Every record must be repeated exactly; omit any pictures they contain.

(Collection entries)
* BEGIN *

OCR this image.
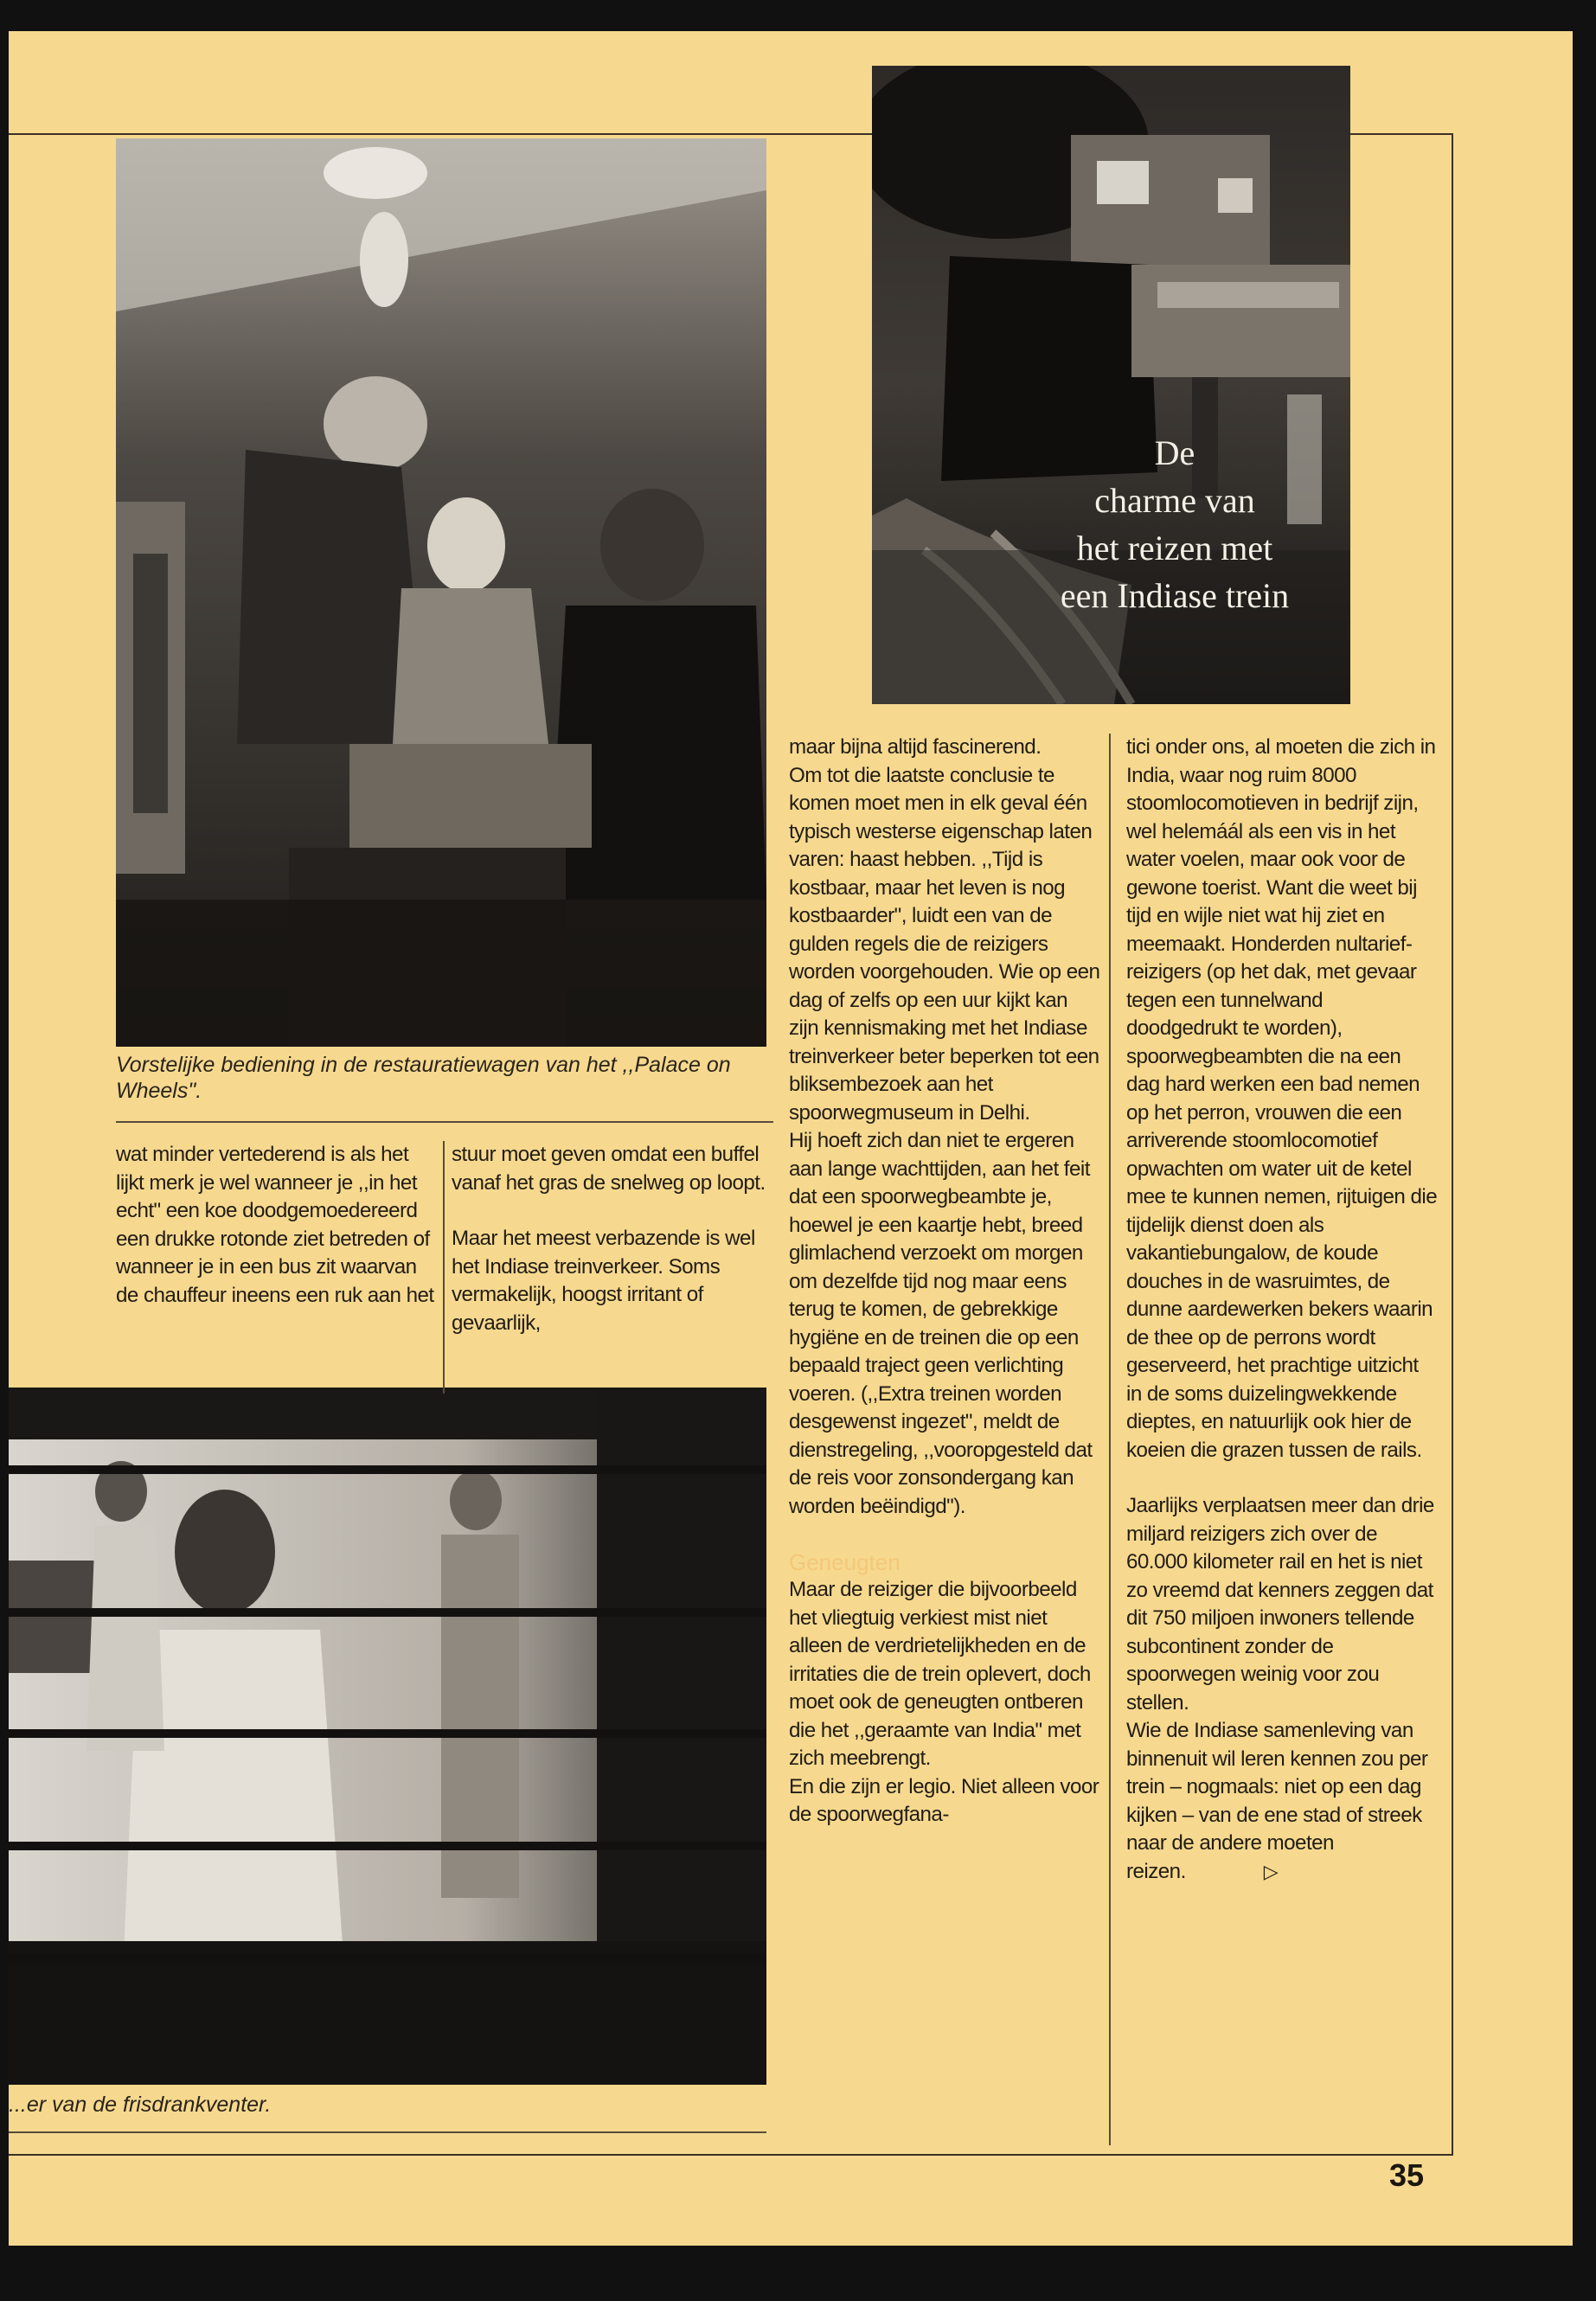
Vorstelijke bediening in de restauratiewagen van het ,,Palace on Wheels".

De
charme van
het reizen met
een Indiase trein

...er van de frisdrankventer.

wat minder vertederend is als het lijkt merk je wel wanneer je ,,in het echt" een koe doodgemoedereerd een drukke rotonde ziet betreden of wanneer je in een bus zit waarvan de chauffeur ineens een ruk aan het

stuur moet geven omdat een buffel vanaf het gras de snelweg op loopt.

Maar het meest verbazende is wel het Indiase treinverkeer. Soms vermakelijk, hoogst irritant of gevaarlijk,

maar bijna altijd fascinerend.

Om tot die laatste conclusie te komen moet men in elk geval één typisch westerse eigenschap laten varen: haast hebben. ,,Tijd is kostbaar, maar het leven is nog kostbaarder", luidt een van de gulden regels die de reizigers worden voorgehouden. Wie op een dag of zelfs op een uur kijkt kan zijn kennismaking met het Indiase treinverkeer beter beperken tot een bliksembezoek aan het spoorwegmuseum in Delhi.

Hij hoeft zich dan niet te ergeren aan lange wachttijden, aan het feit dat een spoorwegbeambte je, hoewel je een kaartje hebt, breed glimlachend verzoekt om morgen om dezelfde tijd nog maar eens terug te komen, de gebrekkige hygiëne en de treinen die op een bepaald traject geen verlichting voeren. (,,Extra treinen worden desgewenst ingezet", meldt de dienstregeling, ,,vooropgesteld dat de reis voor zonsondergang kan worden beëindigd").

Geneugten

Maar de reiziger die bijvoorbeeld het vliegtuig verkiest mist niet alleen de verdrietelijkheden en de irritaties die de trein oplevert, doch moet ook de geneugten ontberen die het ,,geraamte van India" met zich meebrengt.

En die zijn er legio. Niet alleen voor de spoorwegfana-

tici onder ons, al moeten die zich in India, waar nog ruim 8000 stoomlocomotieven in bedrijf zijn, wel helemáál als een vis in het water voelen, maar ook voor de gewone toerist. Want die weet bij tijd en wijle niet wat hij ziet en meemaakt. Honderden nultarief-reizigers (op het dak, met gevaar tegen een tunnelwand doodgedrukt te worden), spoorwegbeambten die na een dag hard werken een bad nemen op het perron, vrouwen die een arriverende stoomlocomotief opwachten om water uit de ketel mee te kunnen nemen, rijtuigen die tijdelijk dienst doen als vakantiebungalow, de koude douches in de wasruimtes, de dunne aardewerken bekers waarin de thee op de perrons wordt geserveerd, het prachtige uitzicht in de soms duizelingwekkende dieptes, en natuurlijk ook hier de koeien die grazen tussen de rails.

Jaarlijks verplaatsen meer dan drie miljard reizigers zich over de 60.000 kilometer rail en het is niet zo vreemd dat kenners zeggen dat dit 750 miljoen inwoners tellende subcontinent zonder de spoorwegen weinig voor zou stellen.

Wie de Indiase samenleving van binnenuit wil leren kennen zou per trein – nogmaals: niet op een dag kijken – van de ene stad of streek naar de andere moeten reizen.	▷

35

* END *

▶ **Expected answer**
OCR this image.
Vorstelijke bediening in de restauratiewagen van het ,,Palace on Wheels".

De
charme van
het reizen met
een Indiase trein

...er van de frisdrankventer.

wat minder vertederend is als het lijkt merk je wel wanneer je ,,in het echt" een koe doodgemoedereerd een drukke rotonde ziet betreden of wanneer je in een bus zit waarvan de chauffeur ineens een ruk aan het

stuur moet geven omdat een buffel vanaf het gras de snelweg op loopt.

Maar het meest verbazende is wel het Indiase treinverkeer. Soms vermakelijk, hoogst irritant of gevaarlijk,

maar bijna altijd fascinerend.

Om tot die laatste conclusie te komen moet men in elk geval één typisch westerse eigenschap laten varen: haast hebben. ,,Tijd is kostbaar, maar het leven is nog kostbaarder", luidt een van de gulden regels die de reizigers worden voorgehouden. Wie op een dag of zelfs op een uur kijkt kan zijn kennismaking met het Indiase treinverkeer beter beperken tot een bliksembezoek aan het spoorwegmuseum in Delhi.

Hij hoeft zich dan niet te ergeren aan lange wachttijden, aan het feit dat een spoorwegbeambte je, hoewel je een kaartje hebt, breed glimlachend verzoekt om morgen om dezelfde tijd nog maar eens terug te komen, de gebrekkige hygiëne en de treinen die op een bepaald traject geen verlichting voeren. (,,Extra treinen worden desgewenst ingezet", meldt de dienstregeling, ,,vooropgesteld dat de reis voor zonsondergang kan worden beëindigd").

Geneugten

Maar de reiziger die bijvoorbeeld het vliegtuig verkiest mist niet alleen de verdrietelijkheden en de irritaties die de trein oplevert, doch moet ook de geneugten ontberen die het ,,geraamte van India" met zich meebrengt.

En die zijn er legio. Niet alleen voor de spoorwegfana-

tici onder ons, al moeten die zich in India, waar nog ruim 8000 stoomlocomotieven in bedrijf zijn, wel helemáál als een vis in het water voelen, maar ook voor de gewone toerist. Want die weet bij tijd en wijle niet wat hij ziet en meemaakt. Honderden nultarief-reizigers (op het dak, met gevaar tegen een tunnelwand doodgedrukt te worden), spoorwegbeambten die na een dag hard werken een bad nemen op het perron, vrouwen die een arriverende stoomlocomotief opwachten om water uit de ketel mee te kunnen nemen, rijtuigen die tijdelijk dienst doen als vakantiebungalow, de koude douches in de wasruimtes, de dunne aardewerken bekers waarin de thee op de perrons wordt geserveerd, het prachtige uitzicht in de soms duizelingwekkende dieptes, en natuurlijk ook hier de koeien die grazen tussen de rails.

Jaarlijks verplaatsen meer dan drie miljard reizigers zich over de 60.000 kilometer rail en het is niet zo vreemd dat kenners zeggen dat dit 750 miljoen inwoners tellende subcontinent zonder de spoorwegen weinig voor zou stellen.

Wie de Indiase samenleving van binnenuit wil leren kennen zou per trein – nogmaals: niet op een dag kijken – van de ene stad of streek naar de andere moeten reizen.	▷

35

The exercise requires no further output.